- [Objectives]
A. From the dispensing machine text, reproduce everything from "The consumers then" down to "with the service.".
B. According to the dispensing machine text, what is each consumer given once their registration is complete?
C. Decide whether each statement agrees with the dispensing machine text, answering yes or no and quoting the words that settle it: (i) The office manager registers the company through the "Consumer Web-based UI." (ii) The machine dispenses a bottle cap chosen according to the consumer profile. (iii) When the machine cannot read the QR code, the consumer may be shown resolution steps on the machine's LED screen.

- [Article]
------------------------------------------------------------
In illustrative embodiments, the dispensing machine user experience starts with the office manager. The office manager registers their company with a service (e.g., the Kadeya service) using an “Office Manager Web-based UI”. After the company registers, the office manager or other personnel adds relevant consumers to their respective office. For example, a company have offices in New Hampshire and Florida. Accordingly, that office manager may register employees of their office in New Hampshire with a “NH OFFICE” grouping and their employees of their office in Florida with a “FLORIDA OFFICE” group.

The consumers then preferably will be notified in some conventional manner, such as by a link in an email or a text message on their phone, welcoming them to the service and introduce the users to one or more specific dispensing machines (e.g., the dispensing machines in their local office). Consumers then may click on the link to open the “Consumer Web-based UI” to register themselves. The consumer may use the application to provide pertinent information, such as their preferred beverage selection (e.g., cold vs. room temperature water, still vs. sparking water, favored vs. non-flavored water, soda preferences, etc.). On completion of the consumer registration, each consumer is provided with a unique QR code to access one or more dispensing machines managed by or affiliated with the service.

FIG. 3 shows a process used by the dispensing machine in accordance with illustrative embodiments. To retrieve a filled bottle, the consumer displays the QR code on their phone in front of the dispensing machine QR code reader. The dispensing machine reads the QR code and, on a successful read, obtains a clean bottle (e.g., from its local storage or an unstored and real-time cleaned bottle), scans the QR code of that bottle, and then fills the clean bottle with desired type of water based on the consumer profile. The dispensing machine also dispenses a bottle cap based on consumer profile (e.g., a sealed cap or a cap that has moving parts to be selectively open and closed and yet, remain secured to the bottle opening). If the dispensing machine is unable to read the QR code, the consumer may be informed with appropriate resolution steps on the dispensing machine LED screen, and/or on their phone.
------------------------------------------------------------
- [Stored records]
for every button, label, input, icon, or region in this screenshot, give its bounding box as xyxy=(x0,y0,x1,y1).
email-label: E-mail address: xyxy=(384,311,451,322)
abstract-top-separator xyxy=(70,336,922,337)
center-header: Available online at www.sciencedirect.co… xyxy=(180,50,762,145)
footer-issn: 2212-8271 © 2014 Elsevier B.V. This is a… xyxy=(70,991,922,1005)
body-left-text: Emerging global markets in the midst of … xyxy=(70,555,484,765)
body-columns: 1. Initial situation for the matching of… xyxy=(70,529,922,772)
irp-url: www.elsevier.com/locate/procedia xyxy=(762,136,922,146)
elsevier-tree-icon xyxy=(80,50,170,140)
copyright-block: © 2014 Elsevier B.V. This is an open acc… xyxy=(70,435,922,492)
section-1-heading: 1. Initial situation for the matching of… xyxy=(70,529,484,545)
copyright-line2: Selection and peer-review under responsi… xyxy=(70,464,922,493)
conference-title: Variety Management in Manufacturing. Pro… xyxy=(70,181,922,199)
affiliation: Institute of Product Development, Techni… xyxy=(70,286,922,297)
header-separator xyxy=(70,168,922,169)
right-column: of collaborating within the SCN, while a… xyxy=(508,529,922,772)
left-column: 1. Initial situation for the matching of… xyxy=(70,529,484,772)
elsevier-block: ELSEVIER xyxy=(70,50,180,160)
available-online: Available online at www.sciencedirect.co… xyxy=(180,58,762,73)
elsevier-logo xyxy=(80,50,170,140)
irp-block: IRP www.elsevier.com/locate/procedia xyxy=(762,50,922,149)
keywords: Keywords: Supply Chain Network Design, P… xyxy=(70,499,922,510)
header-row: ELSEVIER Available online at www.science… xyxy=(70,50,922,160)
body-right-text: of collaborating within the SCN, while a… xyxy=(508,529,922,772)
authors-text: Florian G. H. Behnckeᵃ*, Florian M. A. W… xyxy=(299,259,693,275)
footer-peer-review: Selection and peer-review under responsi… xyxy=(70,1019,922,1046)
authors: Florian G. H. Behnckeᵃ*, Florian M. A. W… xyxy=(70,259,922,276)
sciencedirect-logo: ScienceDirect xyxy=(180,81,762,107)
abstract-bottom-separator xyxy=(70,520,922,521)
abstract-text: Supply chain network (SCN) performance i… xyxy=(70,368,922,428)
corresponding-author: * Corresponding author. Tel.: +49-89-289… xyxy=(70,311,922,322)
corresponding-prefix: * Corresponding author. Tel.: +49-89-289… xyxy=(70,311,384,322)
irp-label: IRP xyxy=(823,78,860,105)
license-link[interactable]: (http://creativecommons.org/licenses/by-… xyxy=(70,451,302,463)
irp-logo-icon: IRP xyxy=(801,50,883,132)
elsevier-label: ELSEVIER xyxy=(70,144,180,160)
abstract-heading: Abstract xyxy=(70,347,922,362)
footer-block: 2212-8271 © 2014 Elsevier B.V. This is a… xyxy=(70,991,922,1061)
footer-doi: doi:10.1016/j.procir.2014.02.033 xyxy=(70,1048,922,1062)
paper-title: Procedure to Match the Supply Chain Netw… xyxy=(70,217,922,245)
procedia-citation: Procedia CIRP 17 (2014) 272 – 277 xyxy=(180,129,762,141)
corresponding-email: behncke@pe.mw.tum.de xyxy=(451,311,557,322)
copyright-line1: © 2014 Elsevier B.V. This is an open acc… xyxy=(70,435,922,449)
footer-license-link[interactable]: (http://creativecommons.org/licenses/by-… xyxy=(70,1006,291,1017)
------------------------------------------------------------
- [Solution list]
A.
The consumers then preferably will be notified in some conventional manner, such as by a link in an email or a text message on their phone, welcoming them to the service and introduce the users to one or more specific dispensing machines (e.g., the dispensing machines in their local office). Consumers then may click on the link to open the “Consumer Web-based UI” to register themselves. The consumer may use the application to provide pertinent information, such as their preferred beverage selection (e.g., cold vs. room temperature water, still vs. sparking water, favored vs. non-flavored water, soda preferences, etc.). On completion of the consumer registration, each consumer is provided with a unique QR code to access one or more dispensing machines managed by or affiliated with the service.

B. A unique QR code to access one or more dispensing machines managed by or affiliated with the service.

C.
(i) No: "The office manager registers their company with a service (e.g., the Kadeya service) using an “Office Manager Web-based UI”."
(ii) Yes: "The dispensing machine also dispenses a bottle cap based on consumer profile"
(iii) Yes: "If the dispensing machine is unable to read the QR code, the consumer may be informed with appropriate resolution steps on the dispensing machine LED screen"